Data rows.
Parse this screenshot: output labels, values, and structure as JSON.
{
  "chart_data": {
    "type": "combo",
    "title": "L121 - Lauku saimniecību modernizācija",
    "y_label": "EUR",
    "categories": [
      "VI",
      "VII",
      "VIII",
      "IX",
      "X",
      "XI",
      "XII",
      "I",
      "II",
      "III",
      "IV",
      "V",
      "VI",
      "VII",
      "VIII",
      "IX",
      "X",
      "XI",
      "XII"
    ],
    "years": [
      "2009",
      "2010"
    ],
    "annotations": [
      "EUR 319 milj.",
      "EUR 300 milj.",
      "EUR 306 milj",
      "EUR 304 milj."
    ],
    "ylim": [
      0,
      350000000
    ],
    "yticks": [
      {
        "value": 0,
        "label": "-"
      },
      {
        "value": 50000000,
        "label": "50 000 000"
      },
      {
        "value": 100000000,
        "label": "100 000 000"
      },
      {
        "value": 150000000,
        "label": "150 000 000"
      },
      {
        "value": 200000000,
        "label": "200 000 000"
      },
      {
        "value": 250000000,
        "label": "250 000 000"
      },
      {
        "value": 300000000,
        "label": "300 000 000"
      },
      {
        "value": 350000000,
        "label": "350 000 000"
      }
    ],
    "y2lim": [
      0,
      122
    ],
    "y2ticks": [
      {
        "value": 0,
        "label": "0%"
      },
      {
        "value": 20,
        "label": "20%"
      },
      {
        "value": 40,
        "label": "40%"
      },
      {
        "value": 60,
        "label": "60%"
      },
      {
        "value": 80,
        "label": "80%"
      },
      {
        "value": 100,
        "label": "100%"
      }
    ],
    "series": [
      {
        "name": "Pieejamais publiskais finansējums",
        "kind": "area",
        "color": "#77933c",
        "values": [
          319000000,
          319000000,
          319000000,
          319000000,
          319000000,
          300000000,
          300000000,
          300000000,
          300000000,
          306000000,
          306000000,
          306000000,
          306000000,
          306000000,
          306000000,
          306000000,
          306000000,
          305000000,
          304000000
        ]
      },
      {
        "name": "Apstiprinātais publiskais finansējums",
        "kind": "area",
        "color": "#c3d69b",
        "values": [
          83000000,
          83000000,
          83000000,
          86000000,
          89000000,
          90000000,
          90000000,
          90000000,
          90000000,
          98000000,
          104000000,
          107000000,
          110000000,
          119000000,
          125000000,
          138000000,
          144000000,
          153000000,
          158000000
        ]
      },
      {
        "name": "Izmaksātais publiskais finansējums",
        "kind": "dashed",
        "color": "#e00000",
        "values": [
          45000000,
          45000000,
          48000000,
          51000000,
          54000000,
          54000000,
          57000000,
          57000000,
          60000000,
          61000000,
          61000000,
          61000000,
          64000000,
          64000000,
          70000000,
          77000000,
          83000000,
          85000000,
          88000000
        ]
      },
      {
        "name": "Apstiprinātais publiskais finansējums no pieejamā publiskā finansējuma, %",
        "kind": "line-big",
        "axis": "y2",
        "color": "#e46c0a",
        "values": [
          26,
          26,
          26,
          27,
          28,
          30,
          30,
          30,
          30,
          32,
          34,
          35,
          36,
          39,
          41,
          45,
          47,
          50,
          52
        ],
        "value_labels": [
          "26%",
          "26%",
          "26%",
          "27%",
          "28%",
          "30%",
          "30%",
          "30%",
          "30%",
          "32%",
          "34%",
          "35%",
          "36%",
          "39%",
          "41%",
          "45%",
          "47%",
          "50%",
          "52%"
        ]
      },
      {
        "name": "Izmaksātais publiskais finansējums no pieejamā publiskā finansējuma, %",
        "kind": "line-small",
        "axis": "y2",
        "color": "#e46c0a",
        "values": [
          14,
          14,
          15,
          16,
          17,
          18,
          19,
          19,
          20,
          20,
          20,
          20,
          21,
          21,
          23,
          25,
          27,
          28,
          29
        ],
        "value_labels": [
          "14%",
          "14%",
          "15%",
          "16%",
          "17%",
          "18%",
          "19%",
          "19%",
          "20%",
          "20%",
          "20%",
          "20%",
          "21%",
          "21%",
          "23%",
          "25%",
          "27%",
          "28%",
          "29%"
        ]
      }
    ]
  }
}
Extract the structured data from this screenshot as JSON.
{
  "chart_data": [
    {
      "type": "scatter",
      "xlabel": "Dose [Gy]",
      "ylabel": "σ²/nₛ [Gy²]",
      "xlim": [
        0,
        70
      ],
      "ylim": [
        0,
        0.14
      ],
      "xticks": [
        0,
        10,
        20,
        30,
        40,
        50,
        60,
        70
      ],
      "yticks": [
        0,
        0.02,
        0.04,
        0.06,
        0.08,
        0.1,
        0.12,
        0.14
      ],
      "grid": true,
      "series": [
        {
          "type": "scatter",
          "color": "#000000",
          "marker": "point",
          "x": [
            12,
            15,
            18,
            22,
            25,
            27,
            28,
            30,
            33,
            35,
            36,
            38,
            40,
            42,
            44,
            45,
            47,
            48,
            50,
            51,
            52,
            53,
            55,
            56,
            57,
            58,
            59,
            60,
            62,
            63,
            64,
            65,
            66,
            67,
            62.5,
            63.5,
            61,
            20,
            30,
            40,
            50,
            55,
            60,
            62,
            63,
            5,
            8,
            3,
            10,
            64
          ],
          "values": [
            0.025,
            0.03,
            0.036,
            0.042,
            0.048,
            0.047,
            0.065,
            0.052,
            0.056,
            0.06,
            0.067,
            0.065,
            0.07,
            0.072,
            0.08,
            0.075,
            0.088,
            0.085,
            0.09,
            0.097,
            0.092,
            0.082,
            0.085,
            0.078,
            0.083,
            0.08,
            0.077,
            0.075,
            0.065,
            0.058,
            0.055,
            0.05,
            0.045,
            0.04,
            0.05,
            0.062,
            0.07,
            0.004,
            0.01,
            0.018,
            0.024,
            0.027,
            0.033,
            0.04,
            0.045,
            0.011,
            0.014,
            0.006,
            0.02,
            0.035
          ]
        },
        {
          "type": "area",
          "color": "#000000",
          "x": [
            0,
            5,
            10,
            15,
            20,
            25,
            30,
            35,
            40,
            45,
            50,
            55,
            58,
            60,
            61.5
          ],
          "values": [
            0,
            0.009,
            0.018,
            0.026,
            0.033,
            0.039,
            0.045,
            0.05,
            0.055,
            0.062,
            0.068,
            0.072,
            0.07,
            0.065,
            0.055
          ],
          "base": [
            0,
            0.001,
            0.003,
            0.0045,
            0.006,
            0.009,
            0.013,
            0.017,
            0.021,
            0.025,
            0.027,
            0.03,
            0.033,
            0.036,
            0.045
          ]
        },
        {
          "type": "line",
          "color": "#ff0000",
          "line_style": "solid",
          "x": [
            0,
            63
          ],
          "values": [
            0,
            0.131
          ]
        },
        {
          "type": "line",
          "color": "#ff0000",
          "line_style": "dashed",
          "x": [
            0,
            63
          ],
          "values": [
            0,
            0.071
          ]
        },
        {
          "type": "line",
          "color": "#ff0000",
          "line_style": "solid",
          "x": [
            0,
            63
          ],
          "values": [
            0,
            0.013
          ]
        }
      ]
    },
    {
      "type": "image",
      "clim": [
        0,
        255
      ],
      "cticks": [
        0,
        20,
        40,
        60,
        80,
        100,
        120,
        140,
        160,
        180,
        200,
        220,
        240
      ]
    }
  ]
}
--
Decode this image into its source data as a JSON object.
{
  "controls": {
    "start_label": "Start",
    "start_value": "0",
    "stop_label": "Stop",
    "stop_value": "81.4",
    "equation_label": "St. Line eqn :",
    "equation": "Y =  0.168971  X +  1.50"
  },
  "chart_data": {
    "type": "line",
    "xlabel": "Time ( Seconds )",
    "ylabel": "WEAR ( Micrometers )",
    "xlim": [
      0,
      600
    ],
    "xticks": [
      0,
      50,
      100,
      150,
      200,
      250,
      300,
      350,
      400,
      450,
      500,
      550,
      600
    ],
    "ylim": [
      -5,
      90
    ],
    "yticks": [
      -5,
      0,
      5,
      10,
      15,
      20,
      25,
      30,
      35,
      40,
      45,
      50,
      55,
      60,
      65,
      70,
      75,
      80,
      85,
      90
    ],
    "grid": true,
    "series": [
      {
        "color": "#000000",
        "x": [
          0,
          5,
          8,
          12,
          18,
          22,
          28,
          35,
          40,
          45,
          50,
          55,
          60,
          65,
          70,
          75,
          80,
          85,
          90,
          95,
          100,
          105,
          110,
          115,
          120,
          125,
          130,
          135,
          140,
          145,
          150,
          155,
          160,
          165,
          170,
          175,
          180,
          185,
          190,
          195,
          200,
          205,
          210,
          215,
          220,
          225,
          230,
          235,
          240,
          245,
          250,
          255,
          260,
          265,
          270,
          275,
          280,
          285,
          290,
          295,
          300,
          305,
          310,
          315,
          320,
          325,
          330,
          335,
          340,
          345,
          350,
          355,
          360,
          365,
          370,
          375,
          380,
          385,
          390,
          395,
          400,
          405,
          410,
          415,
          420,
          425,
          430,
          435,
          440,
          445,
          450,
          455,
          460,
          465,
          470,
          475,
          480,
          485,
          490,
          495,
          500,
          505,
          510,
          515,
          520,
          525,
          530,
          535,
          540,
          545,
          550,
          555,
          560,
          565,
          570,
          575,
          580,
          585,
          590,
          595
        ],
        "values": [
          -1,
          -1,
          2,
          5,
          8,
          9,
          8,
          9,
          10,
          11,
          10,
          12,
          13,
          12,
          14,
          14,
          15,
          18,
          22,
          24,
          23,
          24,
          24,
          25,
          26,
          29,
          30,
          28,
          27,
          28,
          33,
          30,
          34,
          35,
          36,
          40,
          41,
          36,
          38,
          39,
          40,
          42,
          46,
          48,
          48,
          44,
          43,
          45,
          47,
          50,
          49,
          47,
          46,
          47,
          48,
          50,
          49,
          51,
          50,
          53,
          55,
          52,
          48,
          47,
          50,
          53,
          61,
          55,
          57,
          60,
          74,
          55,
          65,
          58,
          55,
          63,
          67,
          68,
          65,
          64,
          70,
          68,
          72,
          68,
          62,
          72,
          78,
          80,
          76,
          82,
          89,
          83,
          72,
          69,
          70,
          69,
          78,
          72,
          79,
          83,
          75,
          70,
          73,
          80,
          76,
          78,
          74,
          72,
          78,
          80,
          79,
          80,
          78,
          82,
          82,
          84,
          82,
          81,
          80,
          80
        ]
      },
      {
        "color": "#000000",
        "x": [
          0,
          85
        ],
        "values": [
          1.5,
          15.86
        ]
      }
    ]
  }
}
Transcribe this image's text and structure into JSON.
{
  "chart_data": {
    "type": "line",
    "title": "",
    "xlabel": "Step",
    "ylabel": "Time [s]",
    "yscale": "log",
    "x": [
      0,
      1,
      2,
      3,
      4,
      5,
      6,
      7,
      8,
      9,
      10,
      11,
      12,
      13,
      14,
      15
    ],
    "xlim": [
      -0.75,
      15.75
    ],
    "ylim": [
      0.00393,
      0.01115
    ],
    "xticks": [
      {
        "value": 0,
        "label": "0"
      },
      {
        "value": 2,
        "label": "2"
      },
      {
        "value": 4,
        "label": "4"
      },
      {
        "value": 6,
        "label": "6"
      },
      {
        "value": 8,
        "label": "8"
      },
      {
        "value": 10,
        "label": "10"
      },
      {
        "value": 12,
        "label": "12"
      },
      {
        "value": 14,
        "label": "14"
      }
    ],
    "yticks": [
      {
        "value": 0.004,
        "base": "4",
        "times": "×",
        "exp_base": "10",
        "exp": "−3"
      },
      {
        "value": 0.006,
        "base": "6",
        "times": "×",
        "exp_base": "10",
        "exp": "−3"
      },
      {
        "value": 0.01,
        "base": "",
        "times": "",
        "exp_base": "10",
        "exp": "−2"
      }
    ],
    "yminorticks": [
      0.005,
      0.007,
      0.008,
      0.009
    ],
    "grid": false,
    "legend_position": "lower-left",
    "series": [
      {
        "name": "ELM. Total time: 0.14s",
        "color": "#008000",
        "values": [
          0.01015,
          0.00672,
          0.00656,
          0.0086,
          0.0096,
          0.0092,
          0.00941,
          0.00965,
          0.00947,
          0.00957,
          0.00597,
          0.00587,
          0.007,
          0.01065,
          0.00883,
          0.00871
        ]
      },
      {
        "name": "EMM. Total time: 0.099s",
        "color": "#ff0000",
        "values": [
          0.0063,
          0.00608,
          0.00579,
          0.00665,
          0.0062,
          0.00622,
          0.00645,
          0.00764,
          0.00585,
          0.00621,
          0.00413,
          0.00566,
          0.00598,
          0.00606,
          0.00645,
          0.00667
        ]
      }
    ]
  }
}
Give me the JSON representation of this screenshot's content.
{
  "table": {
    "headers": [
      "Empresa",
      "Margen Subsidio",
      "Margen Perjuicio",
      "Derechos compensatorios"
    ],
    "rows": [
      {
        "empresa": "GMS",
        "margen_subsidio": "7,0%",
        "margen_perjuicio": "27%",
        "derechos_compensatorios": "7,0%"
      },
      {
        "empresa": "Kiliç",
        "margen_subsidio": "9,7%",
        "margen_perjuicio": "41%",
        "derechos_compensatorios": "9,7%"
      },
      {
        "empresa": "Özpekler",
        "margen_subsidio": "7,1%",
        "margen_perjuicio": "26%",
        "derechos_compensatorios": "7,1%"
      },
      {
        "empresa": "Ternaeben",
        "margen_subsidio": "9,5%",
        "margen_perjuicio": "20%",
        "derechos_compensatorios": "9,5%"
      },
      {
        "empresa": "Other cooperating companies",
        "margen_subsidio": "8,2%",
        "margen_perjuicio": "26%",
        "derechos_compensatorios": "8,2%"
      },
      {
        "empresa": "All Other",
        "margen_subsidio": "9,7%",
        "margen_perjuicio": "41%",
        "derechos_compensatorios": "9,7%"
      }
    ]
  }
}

Set exercise. Copy out each line of the material that holds the word "screenshot".

Response.
Parse this screenshot: output labels, values, and structure as JSON.
Extract the structured data from this screenshot as JSON.
Give me the JSON representation of this screenshot's content.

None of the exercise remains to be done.